*GIVEN PROBLEM:* Return every record verbatim.

*DATA FOR THIS TASK:*
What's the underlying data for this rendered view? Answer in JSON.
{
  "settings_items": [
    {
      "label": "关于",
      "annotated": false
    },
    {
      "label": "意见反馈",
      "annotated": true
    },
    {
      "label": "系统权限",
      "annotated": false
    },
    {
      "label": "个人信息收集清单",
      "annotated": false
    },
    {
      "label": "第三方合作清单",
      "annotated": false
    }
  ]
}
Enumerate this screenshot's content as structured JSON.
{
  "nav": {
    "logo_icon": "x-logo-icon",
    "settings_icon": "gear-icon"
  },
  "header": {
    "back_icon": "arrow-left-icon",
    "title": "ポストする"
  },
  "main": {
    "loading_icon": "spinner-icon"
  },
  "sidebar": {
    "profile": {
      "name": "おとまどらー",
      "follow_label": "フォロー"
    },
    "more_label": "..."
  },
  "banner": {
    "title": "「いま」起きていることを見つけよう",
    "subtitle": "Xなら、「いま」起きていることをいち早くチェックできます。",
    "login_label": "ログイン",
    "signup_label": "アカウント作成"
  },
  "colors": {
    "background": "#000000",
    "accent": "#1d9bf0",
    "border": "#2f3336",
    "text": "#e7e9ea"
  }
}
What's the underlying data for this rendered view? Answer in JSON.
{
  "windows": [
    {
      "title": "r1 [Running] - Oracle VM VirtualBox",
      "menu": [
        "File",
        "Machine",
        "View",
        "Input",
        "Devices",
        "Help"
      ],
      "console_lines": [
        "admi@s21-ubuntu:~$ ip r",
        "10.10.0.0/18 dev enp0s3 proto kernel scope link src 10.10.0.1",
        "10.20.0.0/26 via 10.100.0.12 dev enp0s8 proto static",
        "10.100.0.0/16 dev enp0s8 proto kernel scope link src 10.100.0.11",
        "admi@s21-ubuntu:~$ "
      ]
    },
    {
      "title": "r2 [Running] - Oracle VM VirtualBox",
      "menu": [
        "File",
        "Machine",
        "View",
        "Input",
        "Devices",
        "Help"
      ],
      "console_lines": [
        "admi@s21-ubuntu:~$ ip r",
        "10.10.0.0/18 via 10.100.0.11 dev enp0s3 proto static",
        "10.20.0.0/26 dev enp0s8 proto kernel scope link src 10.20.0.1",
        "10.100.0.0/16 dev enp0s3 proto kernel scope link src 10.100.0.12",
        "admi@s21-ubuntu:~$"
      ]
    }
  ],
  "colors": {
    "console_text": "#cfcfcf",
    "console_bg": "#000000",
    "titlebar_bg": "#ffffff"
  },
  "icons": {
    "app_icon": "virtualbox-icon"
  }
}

*TASK SOLUTION:*
What's the underlying data for this rendered view? Answer in JSON.
{
  "settings_items": [
    {
      "label": "关于",
      "annotated": false
    },
    {
      "label": "意见反馈",
      "annotated": true
    },
    {
      "label": "系统权限",
      "annotated": false
    },
    {
      "label": "个人信息收集清单",
      "annotated": false
    },
    {
      "label": "第三方合作清单",
      "annotated": false
    }
  ]
}
Enumerate this screenshot's content as structured JSON.
{
  "nav": {
    "logo_icon": "x-logo-icon",
    "settings_icon": "gear-icon"
  },
  "header": {
    "back_icon": "arrow-left-icon",
    "title": "ポストする"
  },
  "main": {
    "loading_icon": "spinner-icon"
  },
  "sidebar": {
    "profile": {
      "name": "おとまどらー",
      "follow_label": "フォロー"
    },
    "more_label": "..."
  },
  "banner": {
    "title": "「いま」起きていることを見つけよう",
    "subtitle": "Xなら、「いま」起きていることをいち早くチェックできます。",
    "login_label": "ログイン",
    "signup_label": "アカウント作成"
  },
  "colors": {
    "background": "#000000",
    "accent": "#1d9bf0",
    "border": "#2f3336",
    "text": "#e7e9ea"
  }
}
What's the underlying data for this rendered view? Answer in JSON.
{
  "windows": [
    {
      "title": "r1 [Running] - Oracle VM VirtualBox",
      "menu": [
        "File",
        "Machine",
        "View",
        "Input",
        "Devices",
        "Help"
      ],
      "console_lines": [
        "admi@s21-ubuntu:~$ ip r",
        "10.10.0.0/18 dev enp0s3 proto kernel scope link src 10.10.0.1",
        "10.20.0.0/26 via 10.100.0.12 dev enp0s8 proto static",
        "10.100.0.0/16 dev enp0s8 proto kernel scope link src 10.100.0.11",
        "admi@s21-ubuntu:~$ "
      ]
    },
    {
      "title": "r2 [Running] - Oracle VM VirtualBox",
      "menu": [
        "File",
        "Machine",
        "View",
        "Input",
        "Devices",
        "Help"
      ],
      "console_lines": [
        "admi@s21-ubuntu:~$ ip r",
        "10.10.0.0/18 via 10.100.0.11 dev enp0s3 proto static",
        "10.20.0.0/26 dev enp0s8 proto kernel scope link src 10.20.0.1",
        "10.100.0.0/16 dev enp0s3 proto kernel scope link src 10.100.0.12",
        "admi@s21-ubuntu:~$"
      ]
    }
  ],
  "colors": {
    "console_text": "#cfcfcf",
    "console_bg": "#000000",
    "titlebar_bg": "#ffffff"
  },
  "icons": {
    "app_icon": "virtualbox-icon"
  }
}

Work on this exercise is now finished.